--- Written task ---
Each entry below must be repeated word for word.

── Records provided

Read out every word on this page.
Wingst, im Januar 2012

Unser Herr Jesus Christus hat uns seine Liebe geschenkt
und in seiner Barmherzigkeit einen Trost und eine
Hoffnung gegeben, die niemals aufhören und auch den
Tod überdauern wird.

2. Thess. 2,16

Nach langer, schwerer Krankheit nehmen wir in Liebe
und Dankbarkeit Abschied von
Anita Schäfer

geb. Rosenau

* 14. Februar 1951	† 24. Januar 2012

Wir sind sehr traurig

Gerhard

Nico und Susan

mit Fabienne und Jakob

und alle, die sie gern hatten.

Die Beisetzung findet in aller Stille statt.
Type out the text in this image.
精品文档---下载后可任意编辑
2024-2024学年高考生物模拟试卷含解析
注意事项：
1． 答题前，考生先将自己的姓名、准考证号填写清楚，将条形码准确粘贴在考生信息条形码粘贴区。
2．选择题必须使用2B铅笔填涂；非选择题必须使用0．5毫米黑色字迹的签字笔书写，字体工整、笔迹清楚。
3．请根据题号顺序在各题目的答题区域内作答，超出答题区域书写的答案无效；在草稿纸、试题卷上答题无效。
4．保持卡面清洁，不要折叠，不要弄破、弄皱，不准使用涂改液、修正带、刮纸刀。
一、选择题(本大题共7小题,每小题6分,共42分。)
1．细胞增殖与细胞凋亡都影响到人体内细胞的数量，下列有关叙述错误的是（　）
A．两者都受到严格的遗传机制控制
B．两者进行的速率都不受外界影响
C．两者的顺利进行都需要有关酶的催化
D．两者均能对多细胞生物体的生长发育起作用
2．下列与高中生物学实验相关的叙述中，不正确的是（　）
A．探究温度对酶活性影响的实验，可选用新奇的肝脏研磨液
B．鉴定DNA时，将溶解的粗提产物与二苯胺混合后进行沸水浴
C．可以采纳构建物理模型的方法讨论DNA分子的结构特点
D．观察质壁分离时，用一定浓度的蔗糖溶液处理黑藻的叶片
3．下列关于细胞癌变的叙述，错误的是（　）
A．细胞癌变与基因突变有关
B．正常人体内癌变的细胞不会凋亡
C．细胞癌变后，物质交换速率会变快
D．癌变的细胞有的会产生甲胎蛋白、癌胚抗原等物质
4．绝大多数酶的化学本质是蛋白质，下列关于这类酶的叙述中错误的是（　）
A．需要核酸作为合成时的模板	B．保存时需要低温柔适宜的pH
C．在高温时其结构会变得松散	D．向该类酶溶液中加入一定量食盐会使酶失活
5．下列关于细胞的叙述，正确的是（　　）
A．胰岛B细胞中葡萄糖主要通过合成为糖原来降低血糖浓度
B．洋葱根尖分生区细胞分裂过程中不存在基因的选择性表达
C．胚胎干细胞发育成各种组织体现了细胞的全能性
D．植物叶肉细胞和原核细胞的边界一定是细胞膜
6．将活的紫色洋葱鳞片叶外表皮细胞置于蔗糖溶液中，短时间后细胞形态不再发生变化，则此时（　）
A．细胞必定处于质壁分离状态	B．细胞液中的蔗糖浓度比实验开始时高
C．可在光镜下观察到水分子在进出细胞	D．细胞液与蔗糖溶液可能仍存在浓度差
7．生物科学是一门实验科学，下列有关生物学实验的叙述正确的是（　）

────

--- Answer to the problem ---
Read out every word on this page.
Wingst, im Januar 2012

Unser Herr Jesus Christus hat uns seine Liebe geschenkt
und in seiner Barmherzigkeit einen Trost und eine
Hoffnung gegeben, die niemals aufhören und auch den
Tod überdauern wird.

2. Thess. 2,16

Nach langer, schwerer Krankheit nehmen wir in Liebe
und Dankbarkeit Abschied von
Anita Schäfer

geb. Rosenau

* 14. Februar 1951	† 24. Januar 2012

Wir sind sehr traurig

Gerhard

Nico und Susan

mit Fabienne und Jakob

und alle, die sie gern hatten.

Die Beisetzung findet in aller Stille statt.
Type out the text in this image.
精品文档---下载后可任意编辑
2024-2024学年高考生物模拟试卷含解析
注意事项：
1． 答题前，考生先将自己的姓名、准考证号填写清楚，将条形码准确粘贴在考生信息条形码粘贴区。
2．选择题必须使用2B铅笔填涂；非选择题必须使用0．5毫米黑色字迹的签字笔书写，字体工整、笔迹清楚。
3．请根据题号顺序在各题目的答题区域内作答，超出答题区域书写的答案无效；在草稿纸、试题卷上答题无效。
4．保持卡面清洁，不要折叠，不要弄破、弄皱，不准使用涂改液、修正带、刮纸刀。
一、选择题(本大题共7小题,每小题6分,共42分。)
1．细胞增殖与细胞凋亡都影响到人体内细胞的数量，下列有关叙述错误的是（　）
A．两者都受到严格的遗传机制控制
B．两者进行的速率都不受外界影响
C．两者的顺利进行都需要有关酶的催化
D．两者均能对多细胞生物体的生长发育起作用
2．下列与高中生物学实验相关的叙述中，不正确的是（　）
A．探究温度对酶活性影响的实验，可选用新奇的肝脏研磨液
B．鉴定DNA时，将溶解的粗提产物与二苯胺混合后进行沸水浴
C．可以采纳构建物理模型的方法讨论DNA分子的结构特点
D．观察质壁分离时，用一定浓度的蔗糖溶液处理黑藻的叶片
3．下列关于细胞癌变的叙述，错误的是（　）
A．细胞癌变与基因突变有关
B．正常人体内癌变的细胞不会凋亡
C．细胞癌变后，物质交换速率会变快
D．癌变的细胞有的会产生甲胎蛋白、癌胚抗原等物质
4．绝大多数酶的化学本质是蛋白质，下列关于这类酶的叙述中错误的是（　）
A．需要核酸作为合成时的模板	B．保存时需要低温柔适宜的pH
C．在高温时其结构会变得松散	D．向该类酶溶液中加入一定量食盐会使酶失活
5．下列关于细胞的叙述，正确的是（　　）
A．胰岛B细胞中葡萄糖主要通过合成为糖原来降低血糖浓度
B．洋葱根尖分生区细胞分裂过程中不存在基因的选择性表达
C．胚胎干细胞发育成各种组织体现了细胞的全能性
D．植物叶肉细胞和原核细胞的边界一定是细胞膜
6．将活的紫色洋葱鳞片叶外表皮细胞置于蔗糖溶液中，短时间后细胞形态不再发生变化，则此时（　）
A．细胞必定处于质壁分离状态	B．细胞液中的蔗糖浓度比实验开始时高
C．可在光镜下观察到水分子在进出细胞	D．细胞液与蔗糖溶液可能仍存在浓度差
7．生物科学是一门实验科学，下列有关生物学实验的叙述正确的是（　）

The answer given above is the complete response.